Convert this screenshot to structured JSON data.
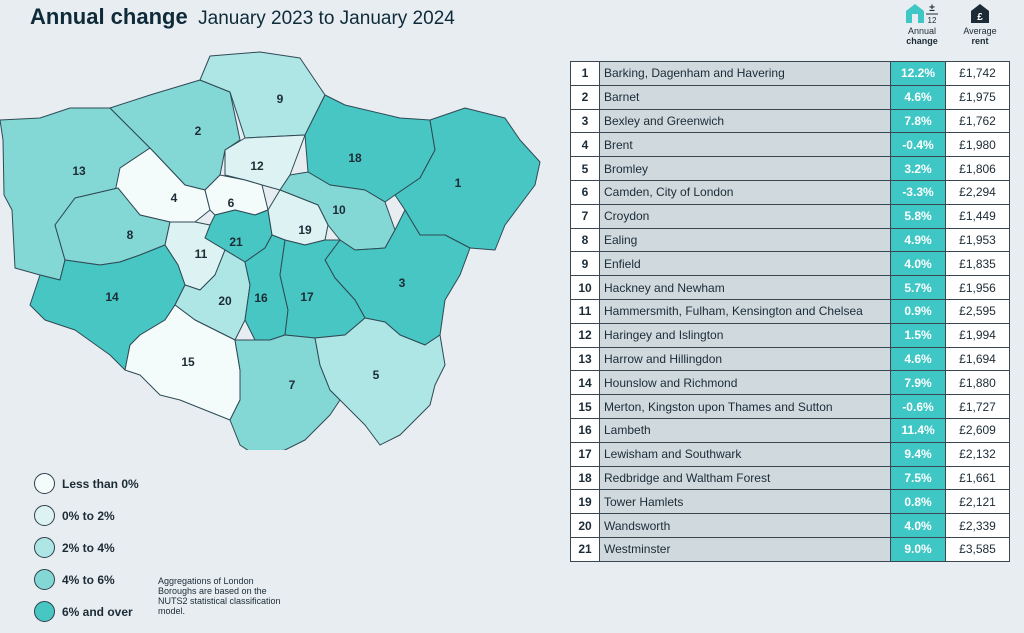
{
  "title": "Annual change",
  "subtitle": "January 2023 to January 2024",
  "columns": {
    "change_line1": "Annual",
    "change_line2": "change",
    "rent_line1": "Average",
    "rent_line2": "rent",
    "change_icon": "house-plus-minus-icon",
    "rent_icon": "house-pound-icon",
    "icon_pm": "±",
    "icon_12": "12",
    "icon_pound": "£"
  },
  "colors": {
    "lt0": "#f4fbfb",
    "0to2": "#ddf3f3",
    "2to4": "#aee6e5",
    "4to6": "#83d8d6",
    "6plus": "#47c6c3",
    "change_cell": "#3fc7c5"
  },
  "rows": [
    {
      "n": "1",
      "name": "Barking, Dagenham and Havering",
      "change": "12.2%",
      "rent": "£1,742"
    },
    {
      "n": "2",
      "name": "Barnet",
      "change": "4.6%",
      "rent": "£1,975"
    },
    {
      "n": "3",
      "name": "Bexley and Greenwich",
      "change": "7.8%",
      "rent": "£1,762"
    },
    {
      "n": "4",
      "name": "Brent",
      "change": "-0.4%",
      "rent": "£1,980"
    },
    {
      "n": "5",
      "name": "Bromley",
      "change": "3.2%",
      "rent": "£1,806"
    },
    {
      "n": "6",
      "name": "Camden, City of London",
      "change": "-3.3%",
      "rent": "£2,294"
    },
    {
      "n": "7",
      "name": "Croydon",
      "change": "5.8%",
      "rent": "£1,449"
    },
    {
      "n": "8",
      "name": "Ealing",
      "change": "4.9%",
      "rent": "£1,953"
    },
    {
      "n": "9",
      "name": "Enfield",
      "change": "4.0%",
      "rent": "£1,835"
    },
    {
      "n": "10",
      "name": "Hackney and Newham",
      "change": "5.7%",
      "rent": "£1,956"
    },
    {
      "n": "11",
      "name": "Hammersmith, Fulham, Kensington and Chelsea",
      "change": "0.9%",
      "rent": "£2,595"
    },
    {
      "n": "12",
      "name": "Haringey and Islington",
      "change": "1.5%",
      "rent": "£1,994"
    },
    {
      "n": "13",
      "name": "Harrow and Hillingdon",
      "change": "4.6%",
      "rent": "£1,694"
    },
    {
      "n": "14",
      "name": "Hounslow and Richmond",
      "change": "7.9%",
      "rent": "£1,880"
    },
    {
      "n": "15",
      "name": "Merton, Kingston upon Thames and Sutton",
      "change": "-0.6%",
      "rent": "£1,727"
    },
    {
      "n": "16",
      "name": "Lambeth",
      "change": "11.4%",
      "rent": "£2,609"
    },
    {
      "n": "17",
      "name": "Lewisham and Southwark",
      "change": "9.4%",
      "rent": "£2,132"
    },
    {
      "n": "18",
      "name": "Redbridge and Waltham Forest",
      "change": "7.5%",
      "rent": "£1,661"
    },
    {
      "n": "19",
      "name": "Tower Hamlets",
      "change": "0.8%",
      "rent": "£2,121"
    },
    {
      "n": "20",
      "name": "Wandsworth",
      "change": "4.0%",
      "rent": "£2,339"
    },
    {
      "n": "21",
      "name": "Westminster",
      "change": "9.0%",
      "rent": "£3,585"
    }
  ],
  "legend": [
    {
      "label": "Less than 0%",
      "color": "#f4fbfb"
    },
    {
      "label": "0% to 2%",
      "color": "#ddf3f3"
    },
    {
      "label": "2% to 4%",
      "color": "#aee6e5"
    },
    {
      "label": "4% to 6%",
      "color": "#83d8d6"
    },
    {
      "label": "6% and over",
      "color": "#47c6c3"
    }
  ],
  "note": "Aggregations of London Boroughs are based on the NUTS2 statistical classification model.",
  "map": {
    "regions": [
      {
        "id": "1",
        "band": "6plus"
      },
      {
        "id": "2",
        "band": "4to6"
      },
      {
        "id": "3",
        "band": "6plus"
      },
      {
        "id": "4",
        "band": "lt0"
      },
      {
        "id": "5",
        "band": "2to4"
      },
      {
        "id": "6",
        "band": "lt0"
      },
      {
        "id": "7",
        "band": "4to6"
      },
      {
        "id": "8",
        "band": "4to6"
      },
      {
        "id": "9",
        "band": "2to4"
      },
      {
        "id": "10",
        "band": "4to6"
      },
      {
        "id": "11",
        "band": "0to2"
      },
      {
        "id": "12",
        "band": "0to2"
      },
      {
        "id": "13",
        "band": "4to6"
      },
      {
        "id": "14",
        "band": "6plus"
      },
      {
        "id": "15",
        "band": "lt0"
      },
      {
        "id": "16",
        "band": "6plus"
      },
      {
        "id": "17",
        "band": "6plus"
      },
      {
        "id": "18",
        "band": "6plus"
      },
      {
        "id": "19",
        "band": "0to2"
      },
      {
        "id": "20",
        "band": "2to4"
      },
      {
        "id": "21",
        "band": "6plus"
      }
    ]
  }
}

----

**Written instruction:** Copy, from the material above, each line in which the string "Annual" occurs.

**Finished task:**
  "title": "Annual change",
    "change_line1": "Annual",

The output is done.